» **Input material**

_____

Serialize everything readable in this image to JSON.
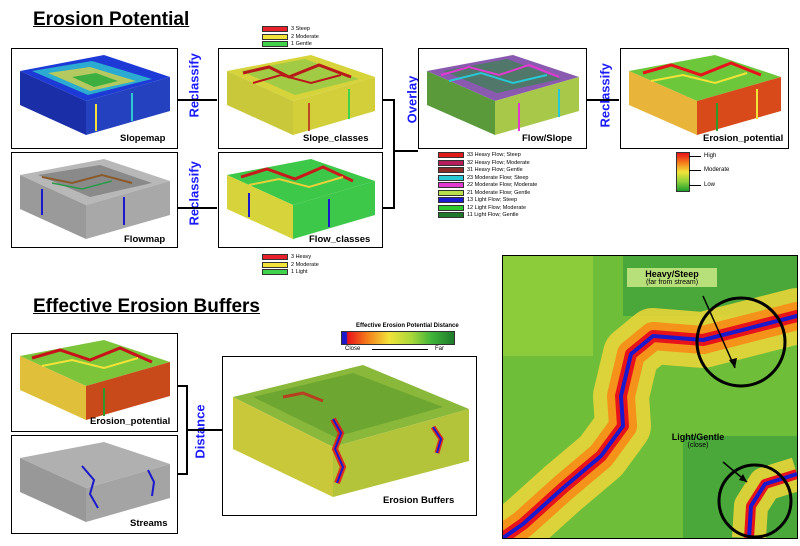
{
  "titles": {
    "erosion_potential": "Erosion Potential",
    "effective_buffers": "Effective Erosion Buffers"
  },
  "panels": {
    "slopemap": "Slopemap",
    "flowmap": "Flowmap",
    "slope_classes": "Slope_classes",
    "flow_classes": "Flow_classes",
    "flow_slope": "Flow/Slope",
    "erosion_potential_top": "Erosion_potential",
    "erosion_potential_bottom": "Erosion_potential",
    "streams": "Streams",
    "erosion_buffers": "Erosion Buffers"
  },
  "operations": {
    "reclassify_1": "Reclassify",
    "reclassify_2": "Reclassify",
    "overlay": "Overlay",
    "reclassify_3": "Reclassify",
    "distance": "Distance"
  },
  "slope_legend": [
    {
      "label": "3 Steep",
      "color": "#e8212b"
    },
    {
      "label": "2 Moderate",
      "color": "#f2e33a"
    },
    {
      "label": "1 Gentle",
      "color": "#3fd24a"
    }
  ],
  "flow_legend": [
    {
      "label": "3 Heavy",
      "color": "#e8212b"
    },
    {
      "label": "2 Moderate",
      "color": "#f2e33a"
    },
    {
      "label": "1 Light",
      "color": "#3fd24a"
    }
  ],
  "flowslope_legend": [
    {
      "label": "33 Heavy Flow; Steep",
      "color": "#e01a1a"
    },
    {
      "label": "32 Heavy Flow; Moderate",
      "color": "#b41e5a"
    },
    {
      "label": "31 Heavy Flow; Gentle",
      "color": "#8a2a2a"
    },
    {
      "label": "23 Moderate Flow; Steep",
      "color": "#27c9d6"
    },
    {
      "label": "22 Moderate Flow; Moderate",
      "color": "#e23ad0"
    },
    {
      "label": "21 Moderate Flow; Gentle",
      "color": "#b8e04a"
    },
    {
      "label": "13 Light Flow; Steep",
      "color": "#1a1acc"
    },
    {
      "label": "12 Light Flow; Moderate",
      "color": "#2ec82e"
    },
    {
      "label": "11 Light Flow; Gentle",
      "color": "#1e7a2a"
    }
  ],
  "erosion_scale": {
    "high": "High",
    "moderate": "Moderate",
    "low": "Low",
    "colors": [
      "#e8121a",
      "#f47a1a",
      "#f2e33a",
      "#8fd23a",
      "#1f9e2a"
    ]
  },
  "distance_scale": {
    "title": "Effective Erosion Potential Distance",
    "close": "Close",
    "far": "Far",
    "colors": [
      "#1a1acc",
      "#e8121a",
      "#f47a1a",
      "#f2e33a",
      "#a9d83a",
      "#3fb43a",
      "#1e7a2a"
    ]
  },
  "map_annotations": {
    "heavy": "Heavy/Steep",
    "heavy_sub": "(far from stream)",
    "light": "Light/Gentle",
    "light_sub": "(close)"
  }
}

_____

» **Aim of the exercise**
Check each line of the entries above for the word "Effective". List the ones that have it.

» **Result for this task**
    "effective_buffers": "Effective Erosion Buffers"
    "title": "Effective Erosion Potential Distance",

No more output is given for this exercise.